For every line in the data below that contains "this", copy the line.

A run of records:
^^^^^^^^^^^^^^^^

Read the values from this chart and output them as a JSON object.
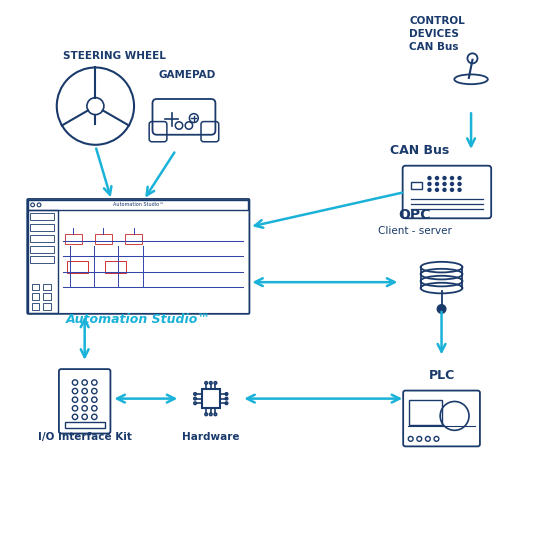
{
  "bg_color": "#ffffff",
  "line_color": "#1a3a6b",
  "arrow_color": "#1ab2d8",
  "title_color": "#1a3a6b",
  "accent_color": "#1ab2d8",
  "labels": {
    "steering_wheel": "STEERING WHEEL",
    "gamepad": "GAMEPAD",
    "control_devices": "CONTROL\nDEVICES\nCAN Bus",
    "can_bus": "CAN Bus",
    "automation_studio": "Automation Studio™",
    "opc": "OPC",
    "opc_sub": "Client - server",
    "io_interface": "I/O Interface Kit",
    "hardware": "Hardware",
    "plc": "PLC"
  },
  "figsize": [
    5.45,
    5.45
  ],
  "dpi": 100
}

^^^^^^^^^^^^^^^^

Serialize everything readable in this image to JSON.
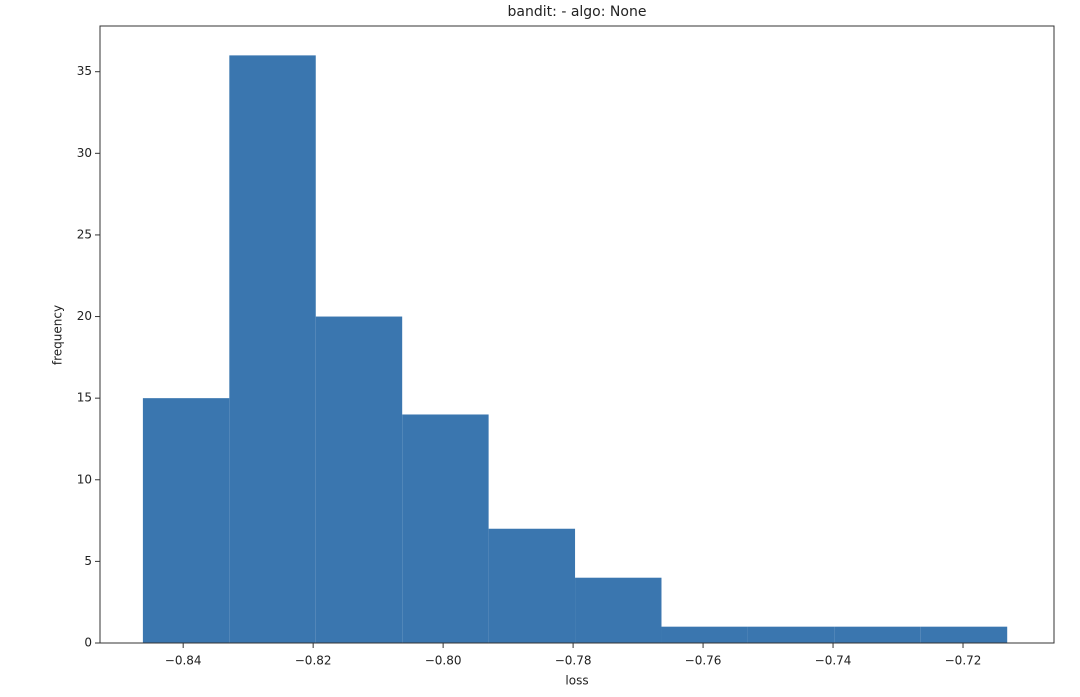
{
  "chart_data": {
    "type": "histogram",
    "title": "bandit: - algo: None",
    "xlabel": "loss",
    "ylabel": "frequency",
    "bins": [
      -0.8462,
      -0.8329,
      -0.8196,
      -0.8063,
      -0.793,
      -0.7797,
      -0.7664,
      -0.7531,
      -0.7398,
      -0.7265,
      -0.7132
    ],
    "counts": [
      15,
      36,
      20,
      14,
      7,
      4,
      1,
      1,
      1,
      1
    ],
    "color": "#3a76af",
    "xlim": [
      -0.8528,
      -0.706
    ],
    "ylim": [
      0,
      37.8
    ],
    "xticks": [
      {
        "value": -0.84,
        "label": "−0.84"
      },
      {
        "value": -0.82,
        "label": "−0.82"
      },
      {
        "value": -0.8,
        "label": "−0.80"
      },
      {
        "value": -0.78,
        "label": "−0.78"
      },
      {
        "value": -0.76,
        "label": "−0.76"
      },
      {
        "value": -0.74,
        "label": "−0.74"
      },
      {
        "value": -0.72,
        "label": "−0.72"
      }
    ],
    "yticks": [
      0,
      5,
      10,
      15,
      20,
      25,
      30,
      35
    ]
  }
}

^^^^^^^^^^^^^^^^

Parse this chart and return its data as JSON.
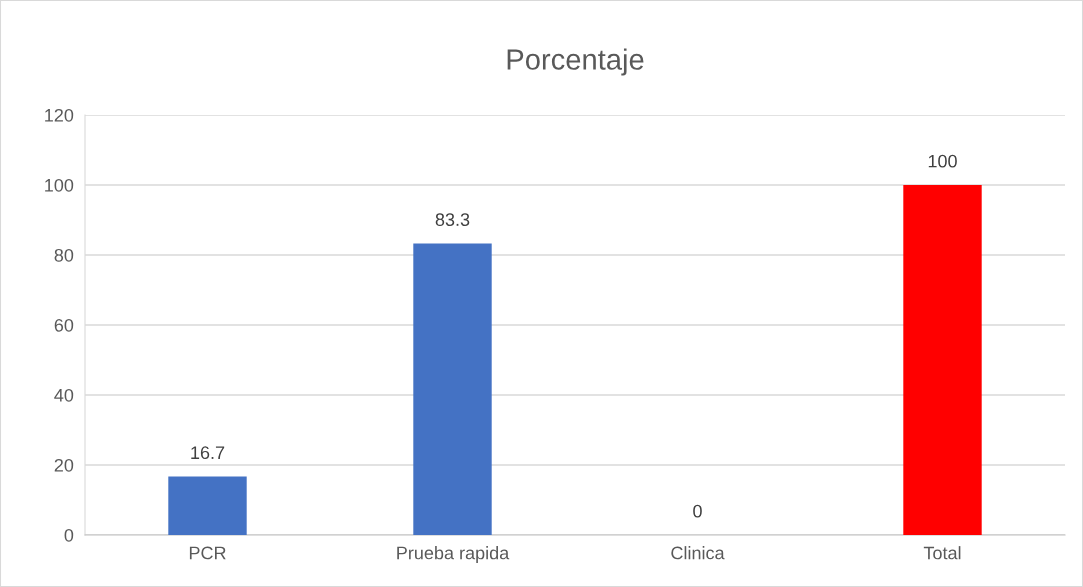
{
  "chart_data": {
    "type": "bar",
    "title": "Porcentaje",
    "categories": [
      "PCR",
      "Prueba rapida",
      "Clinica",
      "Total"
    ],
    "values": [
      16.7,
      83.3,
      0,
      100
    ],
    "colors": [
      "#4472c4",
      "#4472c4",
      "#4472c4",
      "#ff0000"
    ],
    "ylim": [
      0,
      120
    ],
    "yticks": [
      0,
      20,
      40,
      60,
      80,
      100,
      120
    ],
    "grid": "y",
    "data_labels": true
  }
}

^^^^^^^^^^^^^^^^

* [Full solution]:
Read the values from this chart and output them as a JSON object.
Serialize everything readable in this image to JSON.
Parse this chart and return its data as JSON.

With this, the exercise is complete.